## Aim
Repeat each record below exactly, dropping the pictures.

## Input rows
++++++++++++++++++++

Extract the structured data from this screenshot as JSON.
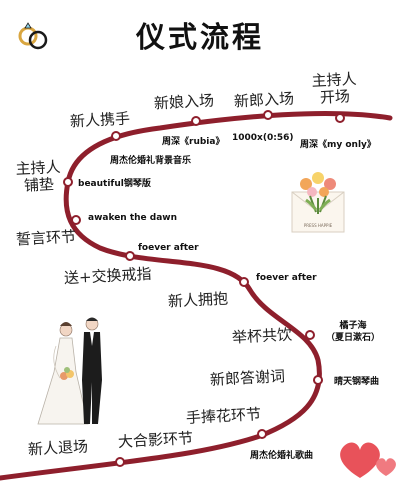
{
  "title": "仪式流程",
  "colors": {
    "path": "#8e1f2c",
    "node": "#ffffff",
    "heart": "#e8525a"
  },
  "icons": {
    "rings": "rings-icon",
    "bouquet": "bouquet-card",
    "couple": "couple-illustration",
    "hearts": "hearts-icon"
  },
  "bouquet_card_text": "PRESS HAPPIE",
  "steps": [
    {
      "id": "host-open",
      "text": "主持人\n开场"
    },
    {
      "id": "groom-enter",
      "text": "新郎入场"
    },
    {
      "id": "bride-enter",
      "text": "新娘入场"
    },
    {
      "id": "couple-walk",
      "text": "新人携手"
    },
    {
      "id": "host-setup",
      "text": "主持人\n铺垫"
    },
    {
      "id": "vows",
      "text": "誓言环节"
    },
    {
      "id": "rings",
      "text": "送+交换戒指"
    },
    {
      "id": "embrace",
      "text": "新人拥抱"
    },
    {
      "id": "toast",
      "text": "举杯共饮"
    },
    {
      "id": "groom-thanks",
      "text": "新郎答谢词"
    },
    {
      "id": "bouquet",
      "text": "手捧花环节"
    },
    {
      "id": "group-photo",
      "text": "大合影环节"
    },
    {
      "id": "exit",
      "text": "新人退场"
    }
  ],
  "music": [
    {
      "id": "m-myonly",
      "text": "周深《my only》"
    },
    {
      "id": "m-1000x",
      "text": "1000x(0:56)"
    },
    {
      "id": "m-rubia",
      "text": "周深《rubia》"
    },
    {
      "id": "m-jay-bg",
      "text": "周杰伦婚礼背景音乐"
    },
    {
      "id": "m-beautiful",
      "text": "beautiful钢琴版"
    },
    {
      "id": "m-awaken",
      "text": "awaken the dawn"
    },
    {
      "id": "m-forever1",
      "text": "foever after"
    },
    {
      "id": "m-forever2",
      "text": "foever after"
    },
    {
      "id": "m-orange",
      "text": "橘子海\n（夏日漱石）"
    },
    {
      "id": "m-sunny",
      "text": "晴天钢琴曲"
    },
    {
      "id": "m-jay-song",
      "text": "周杰伦婚礼歌曲"
    }
  ]
}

++++++++++++++++++++

## Expected output
Extract the structured data from this screenshot as JSON.
{
  "title": "仪式流程",
  "colors": {
    "path": "#8e1f2c",
    "node": "#ffffff",
    "heart": "#e8525a"
  },
  "icons": {
    "rings": "rings-icon",
    "bouquet": "bouquet-card",
    "couple": "couple-illustration",
    "hearts": "hearts-icon"
  },
  "bouquet_card_text": "PRESS HAPPIE",
  "steps": [
    {
      "id": "host-open",
      "text": "主持人\n开场"
    },
    {
      "id": "groom-enter",
      "text": "新郎入场"
    },
    {
      "id": "bride-enter",
      "text": "新娘入场"
    },
    {
      "id": "couple-walk",
      "text": "新人携手"
    },
    {
      "id": "host-setup",
      "text": "主持人\n铺垫"
    },
    {
      "id": "vows",
      "text": "誓言环节"
    },
    {
      "id": "rings",
      "text": "送+交换戒指"
    },
    {
      "id": "embrace",
      "text": "新人拥抱"
    },
    {
      "id": "toast",
      "text": "举杯共饮"
    },
    {
      "id": "groom-thanks",
      "text": "新郎答谢词"
    },
    {
      "id": "bouquet",
      "text": "手捧花环节"
    },
    {
      "id": "group-photo",
      "text": "大合影环节"
    },
    {
      "id": "exit",
      "text": "新人退场"
    }
  ],
  "music": [
    {
      "id": "m-myonly",
      "text": "周深《my only》"
    },
    {
      "id": "m-1000x",
      "text": "1000x(0:56)"
    },
    {
      "id": "m-rubia",
      "text": "周深《rubia》"
    },
    {
      "id": "m-jay-bg",
      "text": "周杰伦婚礼背景音乐"
    },
    {
      "id": "m-beautiful",
      "text": "beautiful钢琴版"
    },
    {
      "id": "m-awaken",
      "text": "awaken the dawn"
    },
    {
      "id": "m-forever1",
      "text": "foever after"
    },
    {
      "id": "m-forever2",
      "text": "foever after"
    },
    {
      "id": "m-orange",
      "text": "橘子海\n（夏日漱石）"
    },
    {
      "id": "m-sunny",
      "text": "晴天钢琴曲"
    },
    {
      "id": "m-jay-song",
      "text": "周杰伦婚礼歌曲"
    }
  ]
}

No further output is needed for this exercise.